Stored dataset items
------

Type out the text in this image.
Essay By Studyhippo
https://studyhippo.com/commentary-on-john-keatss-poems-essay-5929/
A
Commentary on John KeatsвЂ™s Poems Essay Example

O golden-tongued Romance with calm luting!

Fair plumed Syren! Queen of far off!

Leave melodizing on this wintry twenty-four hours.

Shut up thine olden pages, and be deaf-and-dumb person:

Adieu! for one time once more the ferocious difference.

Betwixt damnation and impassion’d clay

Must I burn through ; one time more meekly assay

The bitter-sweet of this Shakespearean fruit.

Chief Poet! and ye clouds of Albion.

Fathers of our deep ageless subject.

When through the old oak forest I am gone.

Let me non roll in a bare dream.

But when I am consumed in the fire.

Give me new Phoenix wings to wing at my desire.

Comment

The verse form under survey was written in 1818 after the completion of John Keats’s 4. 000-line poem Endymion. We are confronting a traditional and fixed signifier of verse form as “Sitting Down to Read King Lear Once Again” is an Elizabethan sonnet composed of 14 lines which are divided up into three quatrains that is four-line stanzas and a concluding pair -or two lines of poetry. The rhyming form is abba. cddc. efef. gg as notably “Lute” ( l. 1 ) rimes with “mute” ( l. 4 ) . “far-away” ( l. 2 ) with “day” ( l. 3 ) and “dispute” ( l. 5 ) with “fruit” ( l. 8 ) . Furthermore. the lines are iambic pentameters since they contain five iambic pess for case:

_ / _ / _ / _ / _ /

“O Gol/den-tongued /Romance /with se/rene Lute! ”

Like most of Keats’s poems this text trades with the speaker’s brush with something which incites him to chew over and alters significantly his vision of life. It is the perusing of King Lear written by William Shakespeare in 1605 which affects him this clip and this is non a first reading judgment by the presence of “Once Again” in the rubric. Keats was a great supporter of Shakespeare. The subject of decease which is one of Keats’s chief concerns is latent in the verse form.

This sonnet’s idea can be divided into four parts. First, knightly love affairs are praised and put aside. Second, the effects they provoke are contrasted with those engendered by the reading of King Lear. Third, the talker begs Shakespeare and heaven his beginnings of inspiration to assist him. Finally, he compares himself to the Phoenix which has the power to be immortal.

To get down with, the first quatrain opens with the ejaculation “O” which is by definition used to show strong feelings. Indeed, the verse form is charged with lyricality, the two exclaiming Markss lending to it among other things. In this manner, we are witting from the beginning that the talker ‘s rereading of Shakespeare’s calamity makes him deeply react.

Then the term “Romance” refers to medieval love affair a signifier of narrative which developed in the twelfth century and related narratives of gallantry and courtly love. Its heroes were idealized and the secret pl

------

→ **Task instructions**
Among the lines of the records, copy out each one that contains the word "fruit".

→ **Your response**
The bitter-sweet of this Shakespearean fruit.
The verse form under survey was written in 1818 after the completion of John Keats’s 4. 000-line poem Endymion. We are confronting a traditional and fixed signifier of verse form as “Sitting Down to Read King Lear Once Again” is an Elizabethan sonnet composed of 14 lines which are divided up into three quatrains that is four-line stanzas and a concluding pair -or two lines of poetry. The rhyming form is abba. cddc. efef. gg as notably “Lute” ( l. 1 ) rimes with “mute” ( l. 4 ) . “far-away” ( l. 2 ) with “day” ( l. 3 ) and “dispute” ( l. 5 ) with “fruit” ( l. 8 ) . Furthermore. the lines are iambic pentameters since they contain five iambic pess for case:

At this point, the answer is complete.